Your goal – Write out every entry exactly as given, but omit the pictures.

Stored records

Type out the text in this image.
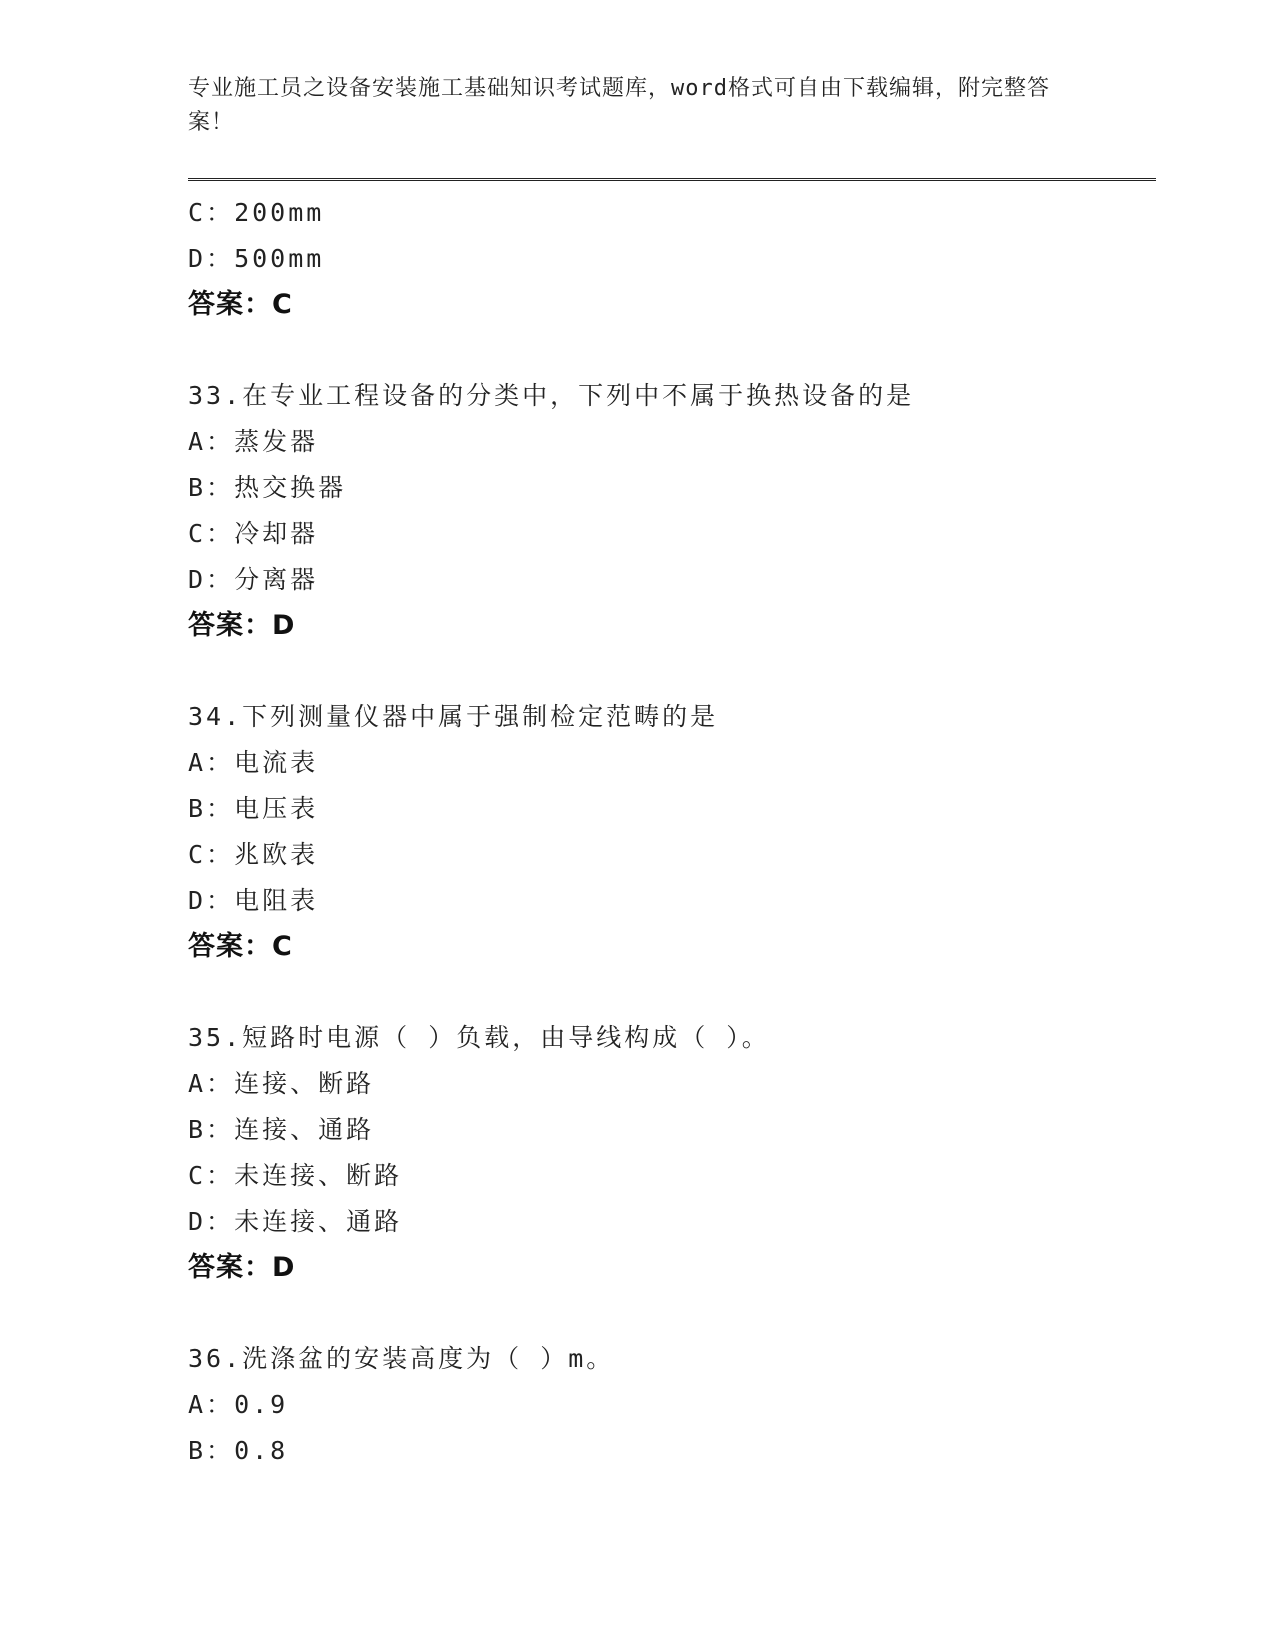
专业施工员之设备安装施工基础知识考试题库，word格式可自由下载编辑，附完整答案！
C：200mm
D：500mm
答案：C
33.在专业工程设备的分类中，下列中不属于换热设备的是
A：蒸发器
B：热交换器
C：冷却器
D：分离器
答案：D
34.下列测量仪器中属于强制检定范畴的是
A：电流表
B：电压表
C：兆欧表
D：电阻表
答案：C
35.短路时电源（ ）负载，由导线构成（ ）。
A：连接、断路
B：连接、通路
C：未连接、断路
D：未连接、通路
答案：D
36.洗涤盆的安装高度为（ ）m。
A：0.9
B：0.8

Reply –
Type out the text in this image.
专业施工员之设备安装施工基础知识考试题库，word格式可自由下载编辑，附完整答案！
C：200mm
D：500mm
答案：C
33.在专业工程设备的分类中，下列中不属于换热设备的是
A：蒸发器
B：热交换器
C：冷却器
D：分离器
答案：D
34.下列测量仪器中属于强制检定范畴的是
A：电流表
B：电压表
C：兆欧表
D：电阻表
答案：C
35.短路时电源（ ）负载，由导线构成（ ）。
A：连接、断路
B：连接、通路
C：未连接、断路
D：未连接、通路
答案：D
36.洗涤盆的安装高度为（ ）m。
A：0.9
B：0.8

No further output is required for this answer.